— PASSAGE TO READ —
Hello there,
if you want to make the investment in learning CAD and want to do drawings 
programmatically, then FreeCAD with the the CadQuery Module for FreeCAD 
(https://github.com/jmwright/cadquery-freecad-module) is an elegant option.
CheersBrian

On Tue, 2017-11-28 at 15:37 +1100, Erik Christiansen wrote:
> On 23.11.17 21:35, Doug wrote:
> > On 11/23/2017 05:06 PM, Emanuel Berg wrote:
> > > Joe wrote:
> > > 
> > > > What you won't be given is a dialog box with
> > > > X and Y size and coordinates, and invited to
> > > > edit them, it doesn't work that way.
> > > > That's how an object-oriented drawing program
> > > > would work.
> > > 
> > > Well, this is certainly a first that I'm an
> > > OO guy by intuition, because yes, that is how
> > > I would expect it to work. But that is drawing,
> > > not CAD?
> > > 
> > > I wonder if I should get an OO drawing
> > > application instead, and what would that be -
> > > Dia?
> > > 
> > > Or perhaps learn CAD as that's more powerful in
> > > the long run?
> > > 
> > 
> > Learning CAD is a hard road, but a worthwhile one, I think, because it is so
> > versatile.
> > Which one you learn will make some difference, depending on what you wind up
> > wanting to do with it.

— GOAL —
Reproduce word for word the stretch of the CAD mailing-list message from "On Tue, 2017-11-28" through "work that way.". Work only from the CAD mailing-list message above.

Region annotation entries
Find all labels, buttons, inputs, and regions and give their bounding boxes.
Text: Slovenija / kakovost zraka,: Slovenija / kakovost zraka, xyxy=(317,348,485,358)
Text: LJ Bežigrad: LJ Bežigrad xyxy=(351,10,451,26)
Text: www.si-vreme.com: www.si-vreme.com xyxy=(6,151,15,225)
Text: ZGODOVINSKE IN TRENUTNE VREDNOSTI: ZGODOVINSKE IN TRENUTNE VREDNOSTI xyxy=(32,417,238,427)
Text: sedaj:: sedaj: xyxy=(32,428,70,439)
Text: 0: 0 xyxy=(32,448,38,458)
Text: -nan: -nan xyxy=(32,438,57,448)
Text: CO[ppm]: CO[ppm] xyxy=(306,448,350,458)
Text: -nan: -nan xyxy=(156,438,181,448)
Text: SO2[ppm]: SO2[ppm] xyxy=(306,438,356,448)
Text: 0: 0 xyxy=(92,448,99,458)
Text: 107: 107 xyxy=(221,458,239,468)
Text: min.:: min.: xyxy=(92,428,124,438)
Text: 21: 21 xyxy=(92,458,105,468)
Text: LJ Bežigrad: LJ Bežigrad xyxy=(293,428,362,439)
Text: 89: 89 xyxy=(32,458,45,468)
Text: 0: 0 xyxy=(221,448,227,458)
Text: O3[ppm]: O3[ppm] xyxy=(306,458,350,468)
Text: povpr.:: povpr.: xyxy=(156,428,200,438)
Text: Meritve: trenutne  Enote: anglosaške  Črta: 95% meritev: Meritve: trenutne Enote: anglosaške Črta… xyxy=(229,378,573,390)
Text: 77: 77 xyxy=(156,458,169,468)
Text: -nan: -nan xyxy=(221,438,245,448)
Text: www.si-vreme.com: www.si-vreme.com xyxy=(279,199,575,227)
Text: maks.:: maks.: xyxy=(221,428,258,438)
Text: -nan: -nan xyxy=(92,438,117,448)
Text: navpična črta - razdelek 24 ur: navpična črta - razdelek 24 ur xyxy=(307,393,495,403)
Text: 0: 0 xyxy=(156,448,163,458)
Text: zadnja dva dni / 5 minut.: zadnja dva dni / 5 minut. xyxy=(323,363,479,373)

— REPLY —
On Tue, 2017-11-28 at 15:37 +1100, Erik Christiansen wrote:
> On 23.11.17 21:35, Doug wrote:
> > On 11/23/2017 05:06 PM, Emanuel Berg wrote:
> > > Joe wrote:
> > > 
> > > > What you won't be given is a dialog box with
> > > > X and Y size and coordinates, and invited to
> > > > edit them, it doesn't work that way.